(Stored items)
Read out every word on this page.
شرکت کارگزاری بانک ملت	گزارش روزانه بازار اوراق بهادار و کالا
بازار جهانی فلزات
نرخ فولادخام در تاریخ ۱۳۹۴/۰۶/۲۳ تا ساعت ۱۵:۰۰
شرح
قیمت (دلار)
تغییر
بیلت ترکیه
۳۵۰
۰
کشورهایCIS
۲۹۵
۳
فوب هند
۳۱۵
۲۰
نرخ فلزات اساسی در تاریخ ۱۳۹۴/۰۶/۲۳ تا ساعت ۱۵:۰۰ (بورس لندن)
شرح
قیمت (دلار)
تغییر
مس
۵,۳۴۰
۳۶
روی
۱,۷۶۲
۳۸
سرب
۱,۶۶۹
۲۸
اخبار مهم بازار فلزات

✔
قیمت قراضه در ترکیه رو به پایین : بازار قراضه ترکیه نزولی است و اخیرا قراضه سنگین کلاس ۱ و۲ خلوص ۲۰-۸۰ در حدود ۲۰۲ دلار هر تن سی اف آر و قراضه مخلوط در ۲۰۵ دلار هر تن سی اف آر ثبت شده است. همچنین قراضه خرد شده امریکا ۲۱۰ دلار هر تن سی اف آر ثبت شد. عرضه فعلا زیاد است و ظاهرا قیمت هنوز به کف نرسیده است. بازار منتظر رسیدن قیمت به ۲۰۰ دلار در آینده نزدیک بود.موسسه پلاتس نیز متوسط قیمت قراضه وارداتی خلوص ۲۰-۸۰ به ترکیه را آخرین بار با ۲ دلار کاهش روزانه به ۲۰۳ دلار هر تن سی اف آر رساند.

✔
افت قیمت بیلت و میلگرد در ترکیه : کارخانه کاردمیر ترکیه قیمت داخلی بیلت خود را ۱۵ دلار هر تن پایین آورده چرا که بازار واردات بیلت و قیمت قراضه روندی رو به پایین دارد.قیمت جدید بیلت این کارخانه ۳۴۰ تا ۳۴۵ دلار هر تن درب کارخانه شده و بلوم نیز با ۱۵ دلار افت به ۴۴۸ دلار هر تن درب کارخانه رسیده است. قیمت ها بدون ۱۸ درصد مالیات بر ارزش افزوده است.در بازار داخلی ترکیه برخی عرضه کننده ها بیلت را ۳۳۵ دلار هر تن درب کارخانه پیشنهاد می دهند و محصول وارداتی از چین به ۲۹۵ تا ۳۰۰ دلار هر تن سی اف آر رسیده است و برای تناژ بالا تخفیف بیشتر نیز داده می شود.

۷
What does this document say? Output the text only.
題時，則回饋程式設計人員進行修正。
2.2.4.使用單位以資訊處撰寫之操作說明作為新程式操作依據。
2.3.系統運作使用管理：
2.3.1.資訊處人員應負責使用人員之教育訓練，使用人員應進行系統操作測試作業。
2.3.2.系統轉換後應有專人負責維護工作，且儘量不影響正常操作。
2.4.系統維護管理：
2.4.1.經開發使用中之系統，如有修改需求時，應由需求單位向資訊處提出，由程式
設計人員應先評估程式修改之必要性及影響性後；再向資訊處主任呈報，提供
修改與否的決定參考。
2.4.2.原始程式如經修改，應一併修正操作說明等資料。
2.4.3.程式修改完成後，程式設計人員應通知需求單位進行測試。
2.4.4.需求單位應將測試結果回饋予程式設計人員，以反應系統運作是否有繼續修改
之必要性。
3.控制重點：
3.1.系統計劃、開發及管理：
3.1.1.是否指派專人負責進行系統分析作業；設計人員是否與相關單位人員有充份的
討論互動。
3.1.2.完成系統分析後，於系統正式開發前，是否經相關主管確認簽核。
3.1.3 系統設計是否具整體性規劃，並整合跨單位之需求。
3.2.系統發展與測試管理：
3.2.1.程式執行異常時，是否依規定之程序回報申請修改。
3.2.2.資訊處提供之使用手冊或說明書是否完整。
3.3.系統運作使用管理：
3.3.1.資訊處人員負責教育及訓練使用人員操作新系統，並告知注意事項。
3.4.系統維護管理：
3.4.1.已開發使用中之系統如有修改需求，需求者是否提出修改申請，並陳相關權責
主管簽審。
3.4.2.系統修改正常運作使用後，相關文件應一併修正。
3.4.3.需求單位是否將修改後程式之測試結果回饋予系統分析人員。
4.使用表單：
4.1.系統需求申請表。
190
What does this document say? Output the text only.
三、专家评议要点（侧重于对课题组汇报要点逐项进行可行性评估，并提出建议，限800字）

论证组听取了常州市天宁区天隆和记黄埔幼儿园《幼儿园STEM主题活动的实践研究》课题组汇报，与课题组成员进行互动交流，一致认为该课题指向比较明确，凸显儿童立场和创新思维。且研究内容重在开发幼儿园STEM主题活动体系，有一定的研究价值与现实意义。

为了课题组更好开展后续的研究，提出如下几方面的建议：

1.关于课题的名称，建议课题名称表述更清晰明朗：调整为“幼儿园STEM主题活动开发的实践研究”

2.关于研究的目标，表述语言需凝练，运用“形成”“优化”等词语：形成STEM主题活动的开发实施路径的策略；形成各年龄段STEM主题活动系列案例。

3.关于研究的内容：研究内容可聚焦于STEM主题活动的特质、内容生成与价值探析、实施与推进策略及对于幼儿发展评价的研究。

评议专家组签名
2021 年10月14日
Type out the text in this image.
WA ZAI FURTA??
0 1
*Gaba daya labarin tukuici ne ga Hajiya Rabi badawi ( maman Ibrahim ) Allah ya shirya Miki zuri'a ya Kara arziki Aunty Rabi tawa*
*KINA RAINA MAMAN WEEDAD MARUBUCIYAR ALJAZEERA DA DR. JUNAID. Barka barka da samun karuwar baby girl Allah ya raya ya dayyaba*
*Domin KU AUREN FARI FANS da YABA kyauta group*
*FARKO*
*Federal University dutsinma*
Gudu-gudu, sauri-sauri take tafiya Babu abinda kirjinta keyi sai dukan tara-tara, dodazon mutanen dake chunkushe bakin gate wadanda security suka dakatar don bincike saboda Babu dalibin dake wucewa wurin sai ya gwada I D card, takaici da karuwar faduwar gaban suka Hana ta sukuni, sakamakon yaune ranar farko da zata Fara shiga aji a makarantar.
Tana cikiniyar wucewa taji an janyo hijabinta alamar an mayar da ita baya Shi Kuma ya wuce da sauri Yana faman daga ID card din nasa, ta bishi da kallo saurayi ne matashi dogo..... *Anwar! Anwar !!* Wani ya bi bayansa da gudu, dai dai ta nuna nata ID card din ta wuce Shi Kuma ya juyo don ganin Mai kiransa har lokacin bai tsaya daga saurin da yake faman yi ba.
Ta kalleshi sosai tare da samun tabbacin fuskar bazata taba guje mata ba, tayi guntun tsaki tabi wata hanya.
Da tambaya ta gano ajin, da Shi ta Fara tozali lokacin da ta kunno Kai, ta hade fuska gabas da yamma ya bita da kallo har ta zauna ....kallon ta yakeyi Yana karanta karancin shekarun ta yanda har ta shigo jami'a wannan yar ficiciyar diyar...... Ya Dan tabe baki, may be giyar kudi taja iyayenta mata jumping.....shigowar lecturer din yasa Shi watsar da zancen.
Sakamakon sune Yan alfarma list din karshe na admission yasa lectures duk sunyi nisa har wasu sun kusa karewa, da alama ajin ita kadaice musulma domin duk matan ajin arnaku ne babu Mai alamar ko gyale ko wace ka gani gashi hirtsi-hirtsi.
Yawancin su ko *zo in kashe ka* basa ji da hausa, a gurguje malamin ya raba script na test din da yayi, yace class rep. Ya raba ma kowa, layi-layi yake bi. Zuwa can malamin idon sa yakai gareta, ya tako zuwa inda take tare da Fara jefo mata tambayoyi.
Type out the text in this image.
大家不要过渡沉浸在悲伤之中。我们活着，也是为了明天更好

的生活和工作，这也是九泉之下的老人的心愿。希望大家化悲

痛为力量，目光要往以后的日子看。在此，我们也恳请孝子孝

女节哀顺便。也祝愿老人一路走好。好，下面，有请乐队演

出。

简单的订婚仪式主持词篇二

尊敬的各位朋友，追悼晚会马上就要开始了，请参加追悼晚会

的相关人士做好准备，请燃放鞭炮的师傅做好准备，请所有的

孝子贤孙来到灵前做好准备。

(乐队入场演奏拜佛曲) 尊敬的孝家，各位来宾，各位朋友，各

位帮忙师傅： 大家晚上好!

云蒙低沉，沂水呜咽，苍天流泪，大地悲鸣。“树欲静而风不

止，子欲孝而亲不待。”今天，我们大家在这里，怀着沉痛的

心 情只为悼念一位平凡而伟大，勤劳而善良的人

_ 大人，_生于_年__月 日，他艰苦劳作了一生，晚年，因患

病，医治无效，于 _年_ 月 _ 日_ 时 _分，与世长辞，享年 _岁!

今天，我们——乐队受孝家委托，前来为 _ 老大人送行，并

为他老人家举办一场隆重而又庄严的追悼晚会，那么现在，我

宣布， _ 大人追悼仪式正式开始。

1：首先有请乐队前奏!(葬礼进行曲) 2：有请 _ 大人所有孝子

§ **WHAT YOU ARE ASKED TO DO**
Track down all lines above with the string "تاریخ" and copy them.

§ **TASK OUTPUT**
نرخ فولادخام در تاریخ ۱۳۹۴/۰۶/۲۳ تا ساعت ۱۵:۰۰
نرخ فلزات اساسی در تاریخ ۱۳۹۴/۰۶/۲۳ تا ساعت ۱۵:۰۰ (بورس لندن)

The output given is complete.